Instruction – In the records below, tally every line containing "tỉnh". Report only the total.
(begin)
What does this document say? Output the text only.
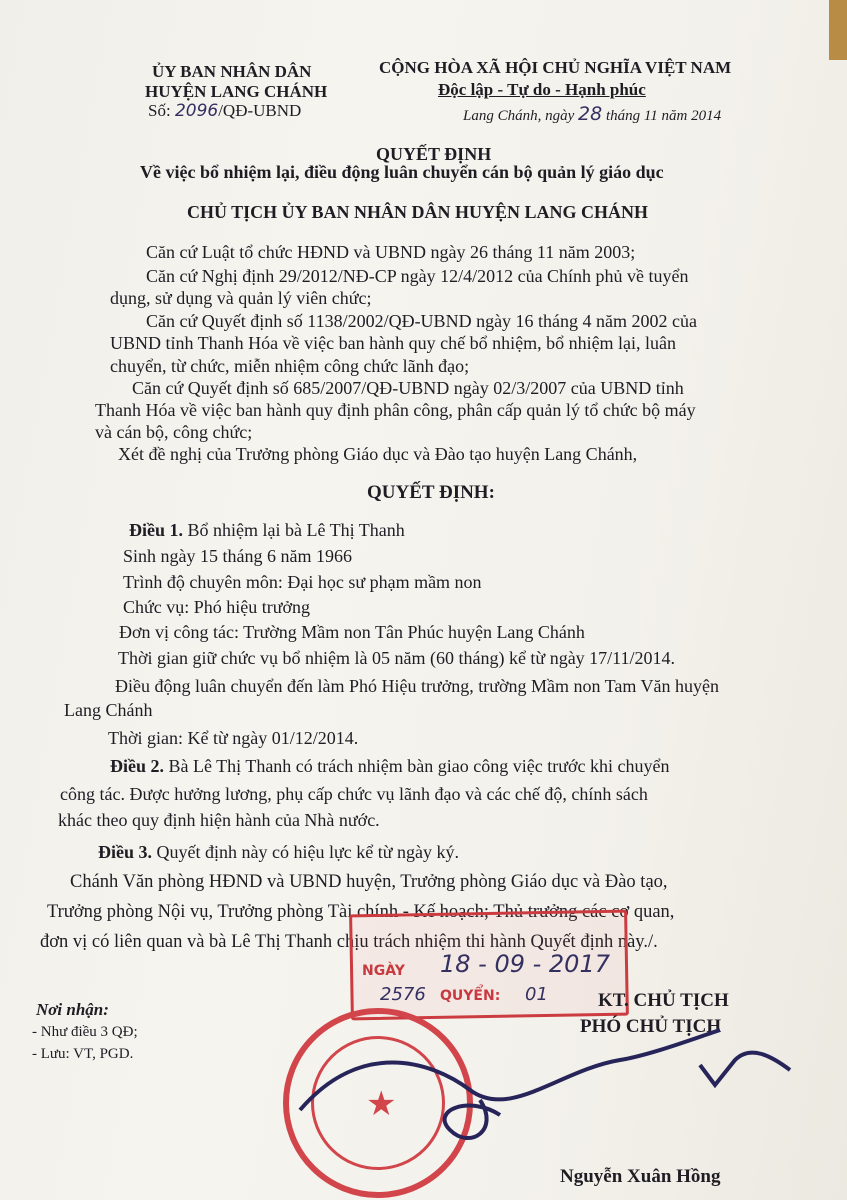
ỦY BAN NHÂN DÂN
HUYỆN LANG CHÁNH
Số: 2096/QĐ-UBND
CỘNG HÒA XÃ HỘI CHỦ NGHĨA VIỆT NAM
Độc lập - Tự do - Hạnh phúc
Lang Chánh, ngày 28 tháng 11 năm 2014
QUYẾT ĐỊNH
Về việc bổ nhiệm lại, điều động luân chuyển cán bộ quản lý giáo dục
CHỦ TỊCH ỦY BAN NHÂN DÂN HUYỆN LANG CHÁNH
Căn cứ Luật tổ chức HĐND và UBND ngày 26 tháng 11 năm 2003;
Căn cứ Nghị định 29/2012/NĐ-CP ngày 12/4/2012 của Chính phủ về tuyển
dụng, sử dụng và quản lý viên chức;
Căn cứ Quyết định số 1138/2002/QĐ-UBND ngày 16 tháng 4 năm 2002 của
UBND tỉnh Thanh Hóa về việc ban hành quy chế bổ nhiệm, bổ nhiệm lại, luân
chuyển, từ chức, miễn nhiệm công chức lãnh đạo;
Căn cứ Quyết định số 685/2007/QĐ-UBND ngày 02/3/2007 của UBND tỉnh
Thanh Hóa về việc ban hành quy định phân công, phân cấp quản lý tổ chức bộ máy
và cán bộ, công chức;
Xét đề nghị của Trưởng phòng Giáo dục và Đào tạo huyện Lang Chánh,
QUYẾT ĐỊNH:
Điều 1. Bổ nhiệm lại bà Lê Thị Thanh
Sinh ngày 15 tháng 6 năm 1966
Trình độ chuyên môn: Đại học sư phạm mầm non
Chức vụ: Phó hiệu trưởng
Đơn vị công tác: Trường Mầm non Tân Phúc huyện Lang Chánh
Thời gian giữ chức vụ bổ nhiệm là 05 năm (60 tháng) kể từ ngày 17/11/2014.
Điều động luân chuyển đến làm Phó Hiệu trưởng, trường Mầm non Tam Văn huyện
Lang Chánh
Thời gian: Kể từ ngày 01/12/2014.
Điều 2. Bà Lê Thị Thanh có trách nhiệm bàn giao công việc trước khi chuyển
công tác. Được hưởng lương, phụ cấp chức vụ lãnh đạo và các chế độ, chính sách
khác theo quy định hiện hành của Nhà nước.
Điều 3. Quyết định này có hiệu lực kể từ ngày ký.
Chánh Văn phòng HĐND và UBND huyện, Trưởng phòng Giáo dục và Đào tạo,
Trưởng phòng Nội vụ, Trưởng phòng Tài chính - Kế hoạch; Thủ trưởng các cơ quan,
đơn vị có liên quan và bà Lê Thị Thanh chịu trách nhiệm thi hành Quyết định này./.
NGÀY 18 - 09 - 2017
2576 QUYỂN: 01
Nơi nhận:
- Như điều 3 QĐ;
- Lưu: VT, PGD.
★
KT. CHỦ TỊCH
PHÓ CHỦ TỊCH
Nguyễn Xuân Hồng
(end)
Solution to this problem – 2